§ **STORED DATA**:
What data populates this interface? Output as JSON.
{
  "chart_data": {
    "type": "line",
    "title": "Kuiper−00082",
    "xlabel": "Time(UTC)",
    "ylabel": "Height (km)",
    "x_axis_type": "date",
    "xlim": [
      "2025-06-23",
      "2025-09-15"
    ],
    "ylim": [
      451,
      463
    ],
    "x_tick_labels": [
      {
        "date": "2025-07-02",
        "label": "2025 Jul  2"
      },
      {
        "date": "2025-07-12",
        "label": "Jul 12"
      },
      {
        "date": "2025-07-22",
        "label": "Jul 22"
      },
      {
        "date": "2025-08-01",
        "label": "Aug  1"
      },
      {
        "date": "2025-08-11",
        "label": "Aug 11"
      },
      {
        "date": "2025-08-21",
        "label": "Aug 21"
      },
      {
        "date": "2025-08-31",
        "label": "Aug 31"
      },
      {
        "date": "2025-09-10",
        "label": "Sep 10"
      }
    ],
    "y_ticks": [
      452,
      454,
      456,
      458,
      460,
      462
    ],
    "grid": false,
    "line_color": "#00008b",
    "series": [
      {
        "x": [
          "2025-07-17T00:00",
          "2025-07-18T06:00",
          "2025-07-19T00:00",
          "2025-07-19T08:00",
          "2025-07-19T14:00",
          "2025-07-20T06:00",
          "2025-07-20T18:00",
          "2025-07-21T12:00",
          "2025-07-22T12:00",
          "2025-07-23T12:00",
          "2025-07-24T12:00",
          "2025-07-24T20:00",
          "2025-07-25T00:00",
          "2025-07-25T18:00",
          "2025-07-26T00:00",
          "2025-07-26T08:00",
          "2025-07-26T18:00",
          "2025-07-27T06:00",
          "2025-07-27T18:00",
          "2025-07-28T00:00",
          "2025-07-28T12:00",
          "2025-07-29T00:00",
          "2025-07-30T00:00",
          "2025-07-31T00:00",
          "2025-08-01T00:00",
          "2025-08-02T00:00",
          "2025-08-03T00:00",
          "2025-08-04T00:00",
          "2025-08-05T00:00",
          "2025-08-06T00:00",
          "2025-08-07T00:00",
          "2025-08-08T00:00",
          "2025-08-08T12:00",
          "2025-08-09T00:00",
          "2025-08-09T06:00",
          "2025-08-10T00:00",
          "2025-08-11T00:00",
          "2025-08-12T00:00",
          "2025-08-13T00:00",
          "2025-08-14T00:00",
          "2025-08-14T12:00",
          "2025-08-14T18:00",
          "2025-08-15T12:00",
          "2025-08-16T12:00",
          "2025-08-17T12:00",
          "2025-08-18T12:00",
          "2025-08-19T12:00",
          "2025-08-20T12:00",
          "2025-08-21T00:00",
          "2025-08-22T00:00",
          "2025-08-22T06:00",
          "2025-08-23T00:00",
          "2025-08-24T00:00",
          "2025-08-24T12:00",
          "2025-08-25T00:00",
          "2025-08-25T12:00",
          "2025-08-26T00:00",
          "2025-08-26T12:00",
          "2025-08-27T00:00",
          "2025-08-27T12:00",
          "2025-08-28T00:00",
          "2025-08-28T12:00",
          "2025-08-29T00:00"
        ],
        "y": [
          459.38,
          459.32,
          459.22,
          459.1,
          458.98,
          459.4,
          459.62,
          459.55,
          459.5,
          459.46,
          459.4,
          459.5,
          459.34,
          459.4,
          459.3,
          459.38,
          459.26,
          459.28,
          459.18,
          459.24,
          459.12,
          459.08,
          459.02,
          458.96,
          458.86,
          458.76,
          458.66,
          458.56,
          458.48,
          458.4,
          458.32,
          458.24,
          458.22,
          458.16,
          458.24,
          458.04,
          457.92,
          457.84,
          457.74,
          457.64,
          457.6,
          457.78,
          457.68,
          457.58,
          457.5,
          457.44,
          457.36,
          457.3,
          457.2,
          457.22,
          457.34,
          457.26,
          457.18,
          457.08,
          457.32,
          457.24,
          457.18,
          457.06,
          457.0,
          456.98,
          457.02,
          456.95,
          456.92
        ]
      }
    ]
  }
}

§ **WHAT TO WORK ON**: Give back the whole listing, word for word.

§ **FINAL RESULT**:
What data populates this interface? Output as JSON.
{
  "chart_data": {
    "type": "line",
    "title": "Kuiper−00082",
    "xlabel": "Time(UTC)",
    "ylabel": "Height (km)",
    "x_axis_type": "date",
    "xlim": [
      "2025-06-23",
      "2025-09-15"
    ],
    "ylim": [
      451,
      463
    ],
    "x_tick_labels": [
      {
        "date": "2025-07-02",
        "label": "2025 Jul  2"
      },
      {
        "date": "2025-07-12",
        "label": "Jul 12"
      },
      {
        "date": "2025-07-22",
        "label": "Jul 22"
      },
      {
        "date": "2025-08-01",
        "label": "Aug  1"
      },
      {
        "date": "2025-08-11",
        "label": "Aug 11"
      },
      {
        "date": "2025-08-21",
        "label": "Aug 21"
      },
      {
        "date": "2025-08-31",
        "label": "Aug 31"
      },
      {
        "date": "2025-09-10",
        "label": "Sep 10"
      }
    ],
    "y_ticks": [
      452,
      454,
      456,
      458,
      460,
      462
    ],
    "grid": false,
    "line_color": "#00008b",
    "series": [
      {
        "x": [
          "2025-07-17T00:00",
          "2025-07-18T06:00",
          "2025-07-19T00:00",
          "2025-07-19T08:00",
          "2025-07-19T14:00",
          "2025-07-20T06:00",
          "2025-07-20T18:00",
          "2025-07-21T12:00",
          "2025-07-22T12:00",
          "2025-07-23T12:00",
          "2025-07-24T12:00",
          "2025-07-24T20:00",
          "2025-07-25T00:00",
          "2025-07-25T18:00",
          "2025-07-26T00:00",
          "2025-07-26T08:00",
          "2025-07-26T18:00",
          "2025-07-27T06:00",
          "2025-07-27T18:00",
          "2025-07-28T00:00",
          "2025-07-28T12:00",
          "2025-07-29T00:00",
          "2025-07-30T00:00",
          "2025-07-31T00:00",
          "2025-08-01T00:00",
          "2025-08-02T00:00",
          "2025-08-03T00:00",
          "2025-08-04T00:00",
          "2025-08-05T00:00",
          "2025-08-06T00:00",
          "2025-08-07T00:00",
          "2025-08-08T00:00",
          "2025-08-08T12:00",
          "2025-08-09T00:00",
          "2025-08-09T06:00",
          "2025-08-10T00:00",
          "2025-08-11T00:00",
          "2025-08-12T00:00",
          "2025-08-13T00:00",
          "2025-08-14T00:00",
          "2025-08-14T12:00",
          "2025-08-14T18:00",
          "2025-08-15T12:00",
          "2025-08-16T12:00",
          "2025-08-17T12:00",
          "2025-08-18T12:00",
          "2025-08-19T12:00",
          "2025-08-20T12:00",
          "2025-08-21T00:00",
          "2025-08-22T00:00",
          "2025-08-22T06:00",
          "2025-08-23T00:00",
          "2025-08-24T00:00",
          "2025-08-24T12:00",
          "2025-08-25T00:00",
          "2025-08-25T12:00",
          "2025-08-26T00:00",
          "2025-08-26T12:00",
          "2025-08-27T00:00",
          "2025-08-27T12:00",
          "2025-08-28T00:00",
          "2025-08-28T12:00",
          "2025-08-29T00:00"
        ],
        "y": [
          459.38,
          459.32,
          459.22,
          459.1,
          458.98,
          459.4,
          459.62,
          459.55,
          459.5,
          459.46,
          459.4,
          459.5,
          459.34,
          459.4,
          459.3,
          459.38,
          459.26,
          459.28,
          459.18,
          459.24,
          459.12,
          459.08,
          459.02,
          458.96,
          458.86,
          458.76,
          458.66,
          458.56,
          458.48,
          458.4,
          458.32,
          458.24,
          458.22,
          458.16,
          458.24,
          458.04,
          457.92,
          457.84,
          457.74,
          457.64,
          457.6,
          457.78,
          457.68,
          457.58,
          457.5,
          457.44,
          457.36,
          457.3,
          457.2,
          457.22,
          457.34,
          457.26,
          457.18,
          457.08,
          457.32,
          457.24,
          457.18,
          457.06,
          457.0,
          456.98,
          457.02,
          456.95,
          456.92
        ]
      }
    ]
  }
}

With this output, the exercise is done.